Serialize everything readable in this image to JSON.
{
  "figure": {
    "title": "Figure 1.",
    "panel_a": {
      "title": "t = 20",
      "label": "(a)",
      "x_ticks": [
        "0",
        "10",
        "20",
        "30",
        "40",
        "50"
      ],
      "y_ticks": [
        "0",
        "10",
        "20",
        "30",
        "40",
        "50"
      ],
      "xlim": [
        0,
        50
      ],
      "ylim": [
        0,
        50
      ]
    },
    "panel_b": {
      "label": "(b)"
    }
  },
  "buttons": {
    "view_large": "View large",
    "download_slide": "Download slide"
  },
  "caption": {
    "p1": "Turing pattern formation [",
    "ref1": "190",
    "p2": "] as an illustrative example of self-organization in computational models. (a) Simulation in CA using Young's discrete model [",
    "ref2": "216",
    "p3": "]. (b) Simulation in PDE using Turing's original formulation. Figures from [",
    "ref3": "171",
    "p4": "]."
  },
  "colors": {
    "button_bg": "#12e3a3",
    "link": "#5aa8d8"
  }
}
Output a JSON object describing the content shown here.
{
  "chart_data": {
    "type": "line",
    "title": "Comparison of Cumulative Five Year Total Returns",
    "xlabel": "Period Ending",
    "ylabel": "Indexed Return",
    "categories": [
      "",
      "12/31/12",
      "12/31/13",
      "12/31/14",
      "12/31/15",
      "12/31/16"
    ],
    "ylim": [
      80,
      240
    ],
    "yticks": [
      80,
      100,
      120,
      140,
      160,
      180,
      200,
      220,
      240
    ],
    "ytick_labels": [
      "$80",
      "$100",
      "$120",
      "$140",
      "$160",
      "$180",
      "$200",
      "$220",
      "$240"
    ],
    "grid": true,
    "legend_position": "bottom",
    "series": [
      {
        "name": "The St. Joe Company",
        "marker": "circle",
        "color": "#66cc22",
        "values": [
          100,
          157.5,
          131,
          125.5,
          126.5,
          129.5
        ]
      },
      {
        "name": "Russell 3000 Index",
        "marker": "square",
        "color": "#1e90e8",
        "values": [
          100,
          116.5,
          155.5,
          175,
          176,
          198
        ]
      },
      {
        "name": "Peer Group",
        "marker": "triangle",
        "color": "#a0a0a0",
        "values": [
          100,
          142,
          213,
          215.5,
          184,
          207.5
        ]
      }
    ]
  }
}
++++++++++
Exercise description —
Each entry above is to be printed again exactly.

Task solution —
Serialize everything readable in this image to JSON.
{
  "figure": {
    "title": "Figure 1.",
    "panel_a": {
      "title": "t = 20",
      "label": "(a)",
      "x_ticks": [
        "0",
        "10",
        "20",
        "30",
        "40",
        "50"
      ],
      "y_ticks": [
        "0",
        "10",
        "20",
        "30",
        "40",
        "50"
      ],
      "xlim": [
        0,
        50
      ],
      "ylim": [
        0,
        50
      ]
    },
    "panel_b": {
      "label": "(b)"
    }
  },
  "buttons": {
    "view_large": "View large",
    "download_slide": "Download slide"
  },
  "caption": {
    "p1": "Turing pattern formation [",
    "ref1": "190",
    "p2": "] as an illustrative example of self-organization in computational models. (a) Simulation in CA using Young's discrete model [",
    "ref2": "216",
    "p3": "]. (b) Simulation in PDE using Turing's original formulation. Figures from [",
    "ref3": "171",
    "p4": "]."
  },
  "colors": {
    "button_bg": "#12e3a3",
    "link": "#5aa8d8"
  }
}
Output a JSON object describing the content shown here.
{
  "chart_data": {
    "type": "line",
    "title": "Comparison of Cumulative Five Year Total Returns",
    "xlabel": "Period Ending",
    "ylabel": "Indexed Return",
    "categories": [
      "",
      "12/31/12",
      "12/31/13",
      "12/31/14",
      "12/31/15",
      "12/31/16"
    ],
    "ylim": [
      80,
      240
    ],
    "yticks": [
      80,
      100,
      120,
      140,
      160,
      180,
      200,
      220,
      240
    ],
    "ytick_labels": [
      "$80",
      "$100",
      "$120",
      "$140",
      "$160",
      "$180",
      "$200",
      "$220",
      "$240"
    ],
    "grid": true,
    "legend_position": "bottom",
    "series": [
      {
        "name": "The St. Joe Company",
        "marker": "circle",
        "color": "#66cc22",
        "values": [
          100,
          157.5,
          131,
          125.5,
          126.5,
          129.5
        ]
      },
      {
        "name": "Russell 3000 Index",
        "marker": "square",
        "color": "#1e90e8",
        "values": [
          100,
          116.5,
          155.5,
          175,
          176,
          198
        ]
      },
      {
        "name": "Peer Group",
        "marker": "triangle",
        "color": "#a0a0a0",
        "values": [
          100,
          142,
          213,
          215.5,
          184,
          207.5
        ]
      }
    ]
  }
}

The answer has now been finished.